* Begin Given records *

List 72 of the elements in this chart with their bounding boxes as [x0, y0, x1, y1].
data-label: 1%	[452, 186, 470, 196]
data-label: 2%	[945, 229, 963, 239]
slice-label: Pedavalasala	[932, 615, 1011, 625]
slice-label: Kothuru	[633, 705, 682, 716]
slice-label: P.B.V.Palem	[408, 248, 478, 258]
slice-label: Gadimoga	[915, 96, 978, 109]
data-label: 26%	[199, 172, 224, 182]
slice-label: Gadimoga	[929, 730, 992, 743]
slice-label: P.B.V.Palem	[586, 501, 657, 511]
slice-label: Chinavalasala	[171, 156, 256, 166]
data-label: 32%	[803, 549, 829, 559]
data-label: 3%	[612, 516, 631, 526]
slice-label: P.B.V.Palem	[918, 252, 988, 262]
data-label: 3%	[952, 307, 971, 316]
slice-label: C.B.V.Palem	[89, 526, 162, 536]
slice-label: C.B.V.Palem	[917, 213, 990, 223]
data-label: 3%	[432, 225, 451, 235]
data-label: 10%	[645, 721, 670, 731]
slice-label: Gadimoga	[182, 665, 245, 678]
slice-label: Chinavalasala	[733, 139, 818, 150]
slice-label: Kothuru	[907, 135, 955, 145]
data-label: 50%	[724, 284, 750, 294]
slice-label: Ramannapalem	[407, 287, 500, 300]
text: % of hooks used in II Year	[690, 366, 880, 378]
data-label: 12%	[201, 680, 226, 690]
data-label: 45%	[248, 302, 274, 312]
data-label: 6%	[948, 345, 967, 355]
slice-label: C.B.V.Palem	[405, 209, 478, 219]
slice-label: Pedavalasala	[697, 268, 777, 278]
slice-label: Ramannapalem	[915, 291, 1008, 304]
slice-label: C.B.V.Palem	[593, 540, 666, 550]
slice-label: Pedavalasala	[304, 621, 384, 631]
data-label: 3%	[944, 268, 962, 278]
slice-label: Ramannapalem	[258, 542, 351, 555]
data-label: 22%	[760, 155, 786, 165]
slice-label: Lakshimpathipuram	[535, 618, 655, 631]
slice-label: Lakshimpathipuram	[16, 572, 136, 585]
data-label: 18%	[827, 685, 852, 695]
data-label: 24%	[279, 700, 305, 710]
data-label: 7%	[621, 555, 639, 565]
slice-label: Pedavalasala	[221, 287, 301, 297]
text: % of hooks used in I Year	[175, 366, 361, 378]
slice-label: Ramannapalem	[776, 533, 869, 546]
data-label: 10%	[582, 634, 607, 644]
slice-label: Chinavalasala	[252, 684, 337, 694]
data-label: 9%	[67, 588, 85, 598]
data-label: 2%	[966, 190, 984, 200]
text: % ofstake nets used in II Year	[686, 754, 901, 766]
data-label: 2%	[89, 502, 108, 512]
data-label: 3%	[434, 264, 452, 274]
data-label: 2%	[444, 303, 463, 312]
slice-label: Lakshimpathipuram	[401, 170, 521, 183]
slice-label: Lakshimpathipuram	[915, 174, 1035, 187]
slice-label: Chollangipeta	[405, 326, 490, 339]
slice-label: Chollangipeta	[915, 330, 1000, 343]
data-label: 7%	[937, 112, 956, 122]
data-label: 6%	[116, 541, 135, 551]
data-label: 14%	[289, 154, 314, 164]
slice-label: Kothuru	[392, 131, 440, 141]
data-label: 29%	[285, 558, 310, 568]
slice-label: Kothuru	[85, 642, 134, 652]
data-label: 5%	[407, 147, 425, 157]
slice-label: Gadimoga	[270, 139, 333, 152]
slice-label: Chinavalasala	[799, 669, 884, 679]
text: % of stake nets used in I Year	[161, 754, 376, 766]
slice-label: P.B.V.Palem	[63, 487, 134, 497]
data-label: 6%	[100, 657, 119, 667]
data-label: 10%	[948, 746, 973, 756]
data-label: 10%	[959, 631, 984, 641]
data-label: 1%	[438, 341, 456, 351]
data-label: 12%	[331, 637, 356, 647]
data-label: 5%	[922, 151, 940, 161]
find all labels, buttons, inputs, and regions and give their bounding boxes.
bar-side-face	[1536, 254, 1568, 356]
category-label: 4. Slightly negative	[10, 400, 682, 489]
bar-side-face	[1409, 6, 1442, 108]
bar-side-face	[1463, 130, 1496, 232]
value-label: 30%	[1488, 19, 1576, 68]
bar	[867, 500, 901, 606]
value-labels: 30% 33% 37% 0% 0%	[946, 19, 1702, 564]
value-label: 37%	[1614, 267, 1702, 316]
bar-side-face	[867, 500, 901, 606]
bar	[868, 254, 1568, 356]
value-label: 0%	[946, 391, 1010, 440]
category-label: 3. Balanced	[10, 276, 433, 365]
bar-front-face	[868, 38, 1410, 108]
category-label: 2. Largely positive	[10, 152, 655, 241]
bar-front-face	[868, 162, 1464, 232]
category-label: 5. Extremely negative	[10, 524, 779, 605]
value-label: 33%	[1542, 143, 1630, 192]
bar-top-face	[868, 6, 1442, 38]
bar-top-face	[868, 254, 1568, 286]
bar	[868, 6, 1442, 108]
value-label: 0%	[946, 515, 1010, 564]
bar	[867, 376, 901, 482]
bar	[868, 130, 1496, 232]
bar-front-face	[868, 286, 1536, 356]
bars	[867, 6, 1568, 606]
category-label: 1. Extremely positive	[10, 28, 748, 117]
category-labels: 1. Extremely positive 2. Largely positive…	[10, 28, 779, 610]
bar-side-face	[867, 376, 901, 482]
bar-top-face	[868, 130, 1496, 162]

* End Given records *

Please return, unchanged, the rows above from the first one through the line containing "665, 245, 678]", including both.

List 72 of the elements in this chart with their bounding boxes as [x0, y0, x1, y1].
data-label: 1%	[452, 186, 470, 196]
data-label: 2%	[945, 229, 963, 239]
slice-label: Pedavalasala	[932, 615, 1011, 625]
slice-label: Kothuru	[633, 705, 682, 716]
slice-label: P.B.V.Palem	[408, 248, 478, 258]
slice-label: Gadimoga	[915, 96, 978, 109]
data-label: 26%	[199, 172, 224, 182]
slice-label: Gadimoga	[929, 730, 992, 743]
slice-label: P.B.V.Palem	[586, 501, 657, 511]
slice-label: Chinavalasala	[171, 156, 256, 166]
data-label: 32%	[803, 549, 829, 559]
data-label: 3%	[612, 516, 631, 526]
slice-label: P.B.V.Palem	[918, 252, 988, 262]
data-label: 3%	[952, 307, 971, 316]
slice-label: C.B.V.Palem	[89, 526, 162, 536]
slice-label: C.B.V.Palem	[917, 213, 990, 223]
data-label: 3%	[432, 225, 451, 235]
data-label: 10%	[645, 721, 670, 731]
slice-label: Gadimoga	[182, 665, 245, 678]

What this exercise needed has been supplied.